**Given records:**

★ ★ ★ ★ ★

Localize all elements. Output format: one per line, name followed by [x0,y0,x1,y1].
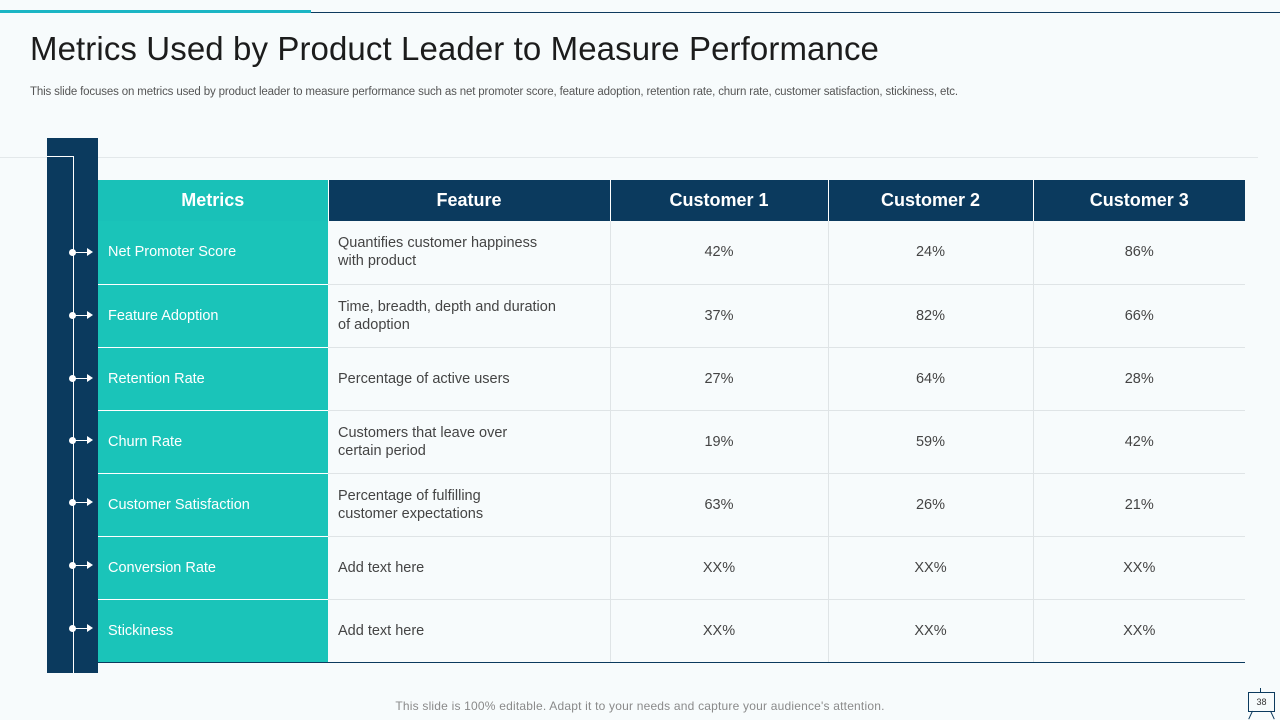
customer-2-value: 59% [828,410,1034,474]
table-row: Feature Adoption Time, breadth, depth an… [98,284,1245,348]
customer-2-value: 82% [828,284,1034,348]
table-row: Churn Rate Customers that leave over cert… [98,410,1245,474]
customer-3-value: 21% [1033,473,1245,537]
bracket-line-top [47,156,74,157]
customer-1-value: XX% [610,599,829,663]
feature-line: Time, breadth, depth and duration [338,298,556,315]
table-row: Conversion Rate Add text here XX% XX% XX… [98,536,1245,600]
metrics-table: Metrics Feature Customer 1 Customer 2 Cu… [98,180,1245,663]
customer-3-value: 66% [1033,284,1245,348]
slide-footer-note: This slide is 100% editable. Adapt it to… [395,699,885,713]
feature-description: Quantifies customer happiness with produc… [328,221,611,285]
customer-2-value: 24% [828,221,1034,285]
feature-description: Add text here [328,536,611,600]
row-connector-arrow-icon [69,623,95,633]
slide-title: Metrics Used by Product Leader to Measur… [30,30,880,67]
feature-description: Add text here [328,599,611,663]
top-accent-bar [0,10,311,13]
metric-name: Feature Adoption [98,284,328,348]
feature-line: Customers that leave over [338,424,508,441]
row-connector-arrow-icon [69,373,95,383]
metric-name: Customer Satisfaction [98,473,328,537]
slide-subtitle: This slide focuses on metrics used by pr… [30,86,958,98]
header-customer-3: Customer 3 [1033,180,1245,221]
bracket-line-vertical [73,156,74,673]
feature-line: Percentage of fulfilling [338,487,481,504]
header-metrics: Metrics [98,180,329,221]
metric-name: Net Promoter Score [98,221,328,285]
feature-line: customer expectations [338,505,484,522]
header-feature: Feature [328,180,611,221]
customer-2-value: 26% [828,473,1034,537]
metric-name: Retention Rate [98,347,328,411]
feature-line: with product [338,253,417,270]
customer-3-value: 86% [1033,221,1245,285]
header-customer-2: Customer 2 [828,180,1034,221]
customer-2-value: XX% [828,536,1034,600]
metric-name: Conversion Rate [98,536,328,600]
feature-description: Customers that leave over certain period [328,410,611,474]
customer-3-value: 28% [1033,347,1245,411]
feature-description: Percentage of fulfilling customer expecta… [328,473,611,537]
header-customer-1: Customer 1 [610,180,829,221]
metric-name: Churn Rate [98,410,328,474]
feature-line: Quantifies customer happiness [338,235,538,252]
metric-name: Stickiness [98,599,328,663]
header-divider [0,157,1258,158]
customer-1-value: XX% [610,536,829,600]
customer-1-value: 63% [610,473,829,537]
feature-description: Percentage of active users [328,347,611,411]
customer-1-value: 42% [610,221,829,285]
row-connector-arrow-icon [69,247,95,257]
table-row: Stickiness Add text here XX% XX% XX% [98,599,1245,663]
table-row: Net Promoter Score Quantifies customer h… [98,221,1245,285]
feature-line: certain period [338,442,426,459]
table-row: Customer Satisfaction Percentage of fulf… [98,473,1245,537]
customer-1-value: 37% [610,284,829,348]
customer-3-value: XX% [1033,536,1245,600]
page-number: 38 [1248,688,1275,712]
feature-description: Time, breadth, depth and duration of adop… [328,284,611,348]
row-connector-arrow-icon [69,310,95,320]
row-connector-arrow-icon [69,560,95,570]
customer-3-value: 42% [1033,410,1245,474]
table-header-row: Metrics Feature Customer 1 Customer 2 Cu… [98,180,1245,221]
feature-line: of adoption [338,316,410,333]
row-connector-arrow-icon [69,435,95,445]
row-connector-arrow-icon [69,497,95,507]
side-decoration-bar [47,138,98,673]
table-row: Retention Rate Percentage of active user… [98,347,1245,411]
customer-1-value: 19% [610,410,829,474]
top-divider-line [311,12,1280,13]
customer-2-value: 64% [828,347,1034,411]
customer-1-value: 27% [610,347,829,411]
customer-3-value: XX% [1033,599,1245,663]
customer-2-value: XX% [828,599,1034,663]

★ ★ ★ ★ ★

**Instruction:** Filter the entries above down to the lines that contain the string "Customers", and reproduce each matching line unchanged.

**The output:**
table-row: Churn Rate Customers that leave over cert… [98,410,1245,474]
feature-line: Customers that leave over [338,424,508,441]
feature-description: Customers that leave over certain period [328,410,611,474]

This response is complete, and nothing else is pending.